Do this
Every record below should be printed exactly as it appears.

(Extracted data entries)
------------
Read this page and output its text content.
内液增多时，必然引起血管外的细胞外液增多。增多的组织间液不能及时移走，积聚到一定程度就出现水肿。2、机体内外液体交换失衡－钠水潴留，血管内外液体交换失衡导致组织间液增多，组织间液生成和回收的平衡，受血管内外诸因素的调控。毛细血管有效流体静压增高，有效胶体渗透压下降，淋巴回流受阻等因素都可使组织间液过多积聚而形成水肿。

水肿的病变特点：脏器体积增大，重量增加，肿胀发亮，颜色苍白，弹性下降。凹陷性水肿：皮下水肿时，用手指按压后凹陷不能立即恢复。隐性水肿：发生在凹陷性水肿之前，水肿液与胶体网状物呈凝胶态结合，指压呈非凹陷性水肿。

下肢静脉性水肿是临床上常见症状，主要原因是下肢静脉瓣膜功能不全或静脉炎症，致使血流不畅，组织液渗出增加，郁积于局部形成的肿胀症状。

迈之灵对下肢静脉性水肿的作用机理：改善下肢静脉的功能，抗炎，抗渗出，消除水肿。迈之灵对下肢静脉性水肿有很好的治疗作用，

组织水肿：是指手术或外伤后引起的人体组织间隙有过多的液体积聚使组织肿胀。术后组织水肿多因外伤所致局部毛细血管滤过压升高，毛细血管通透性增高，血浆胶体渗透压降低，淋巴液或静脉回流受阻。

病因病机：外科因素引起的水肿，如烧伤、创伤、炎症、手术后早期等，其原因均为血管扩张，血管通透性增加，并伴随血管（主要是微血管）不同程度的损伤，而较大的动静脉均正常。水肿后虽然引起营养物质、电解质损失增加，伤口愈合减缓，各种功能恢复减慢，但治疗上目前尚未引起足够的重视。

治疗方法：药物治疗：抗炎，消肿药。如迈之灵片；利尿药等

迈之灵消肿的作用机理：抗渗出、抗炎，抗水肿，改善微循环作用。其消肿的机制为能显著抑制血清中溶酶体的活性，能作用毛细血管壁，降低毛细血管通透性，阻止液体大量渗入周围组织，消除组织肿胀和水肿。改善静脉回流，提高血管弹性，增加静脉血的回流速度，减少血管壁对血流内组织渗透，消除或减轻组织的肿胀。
------------
Response below
Read this page and output its text content.
内液增多时，必然引起血管外的细胞外液增多。增多的组织间液不能及时移走，积聚到一定程度就出现水肿。2、机体内外液体交换失衡－钠水潴留，血管内外液体交换失衡导致组织间液增多，组织间液生成和回收的平衡，受血管内外诸因素的调控。毛细血管有效流体静压增高，有效胶体渗透压下降，淋巴回流受阻等因素都可使组织间液过多积聚而形成水肿。

水肿的病变特点：脏器体积增大，重量增加，肿胀发亮，颜色苍白，弹性下降。凹陷性水肿：皮下水肿时，用手指按压后凹陷不能立即恢复。隐性水肿：发生在凹陷性水肿之前，水肿液与胶体网状物呈凝胶态结合，指压呈非凹陷性水肿。

下肢静脉性水肿是临床上常见症状，主要原因是下肢静脉瓣膜功能不全或静脉炎症，致使血流不畅，组织液渗出增加，郁积于局部形成的肿胀症状。

迈之灵对下肢静脉性水肿的作用机理：改善下肢静脉的功能，抗炎，抗渗出，消除水肿。迈之灵对下肢静脉性水肿有很好的治疗作用，

组织水肿：是指手术或外伤后引起的人体组织间隙有过多的液体积聚使组织肿胀。术后组织水肿多因外伤所致局部毛细血管滤过压升高，毛细血管通透性增高，血浆胶体渗透压降低，淋巴液或静脉回流受阻。

病因病机：外科因素引起的水肿，如烧伤、创伤、炎症、手术后早期等，其原因均为血管扩张，血管通透性增加，并伴随血管（主要是微血管）不同程度的损伤，而较大的动静脉均正常。水肿后虽然引起营养物质、电解质损失增加，伤口愈合减缓，各种功能恢复减慢，但治疗上目前尚未引起足够的重视。

治疗方法：药物治疗：抗炎，消肿药。如迈之灵片；利尿药等

迈之灵消肿的作用机理：抗渗出、抗炎，抗水肿，改善微循环作用。其消肿的机制为能显著抑制血清中溶酶体的活性，能作用毛细血管壁，降低毛细血管通透性，阻止液体大量渗入周围组织，消除组织肿胀和水肿。改善静脉回流，提高血管弹性，增加静脉血的回流速度，减少血管壁对血流内组织渗透，消除或减轻组织的肿胀。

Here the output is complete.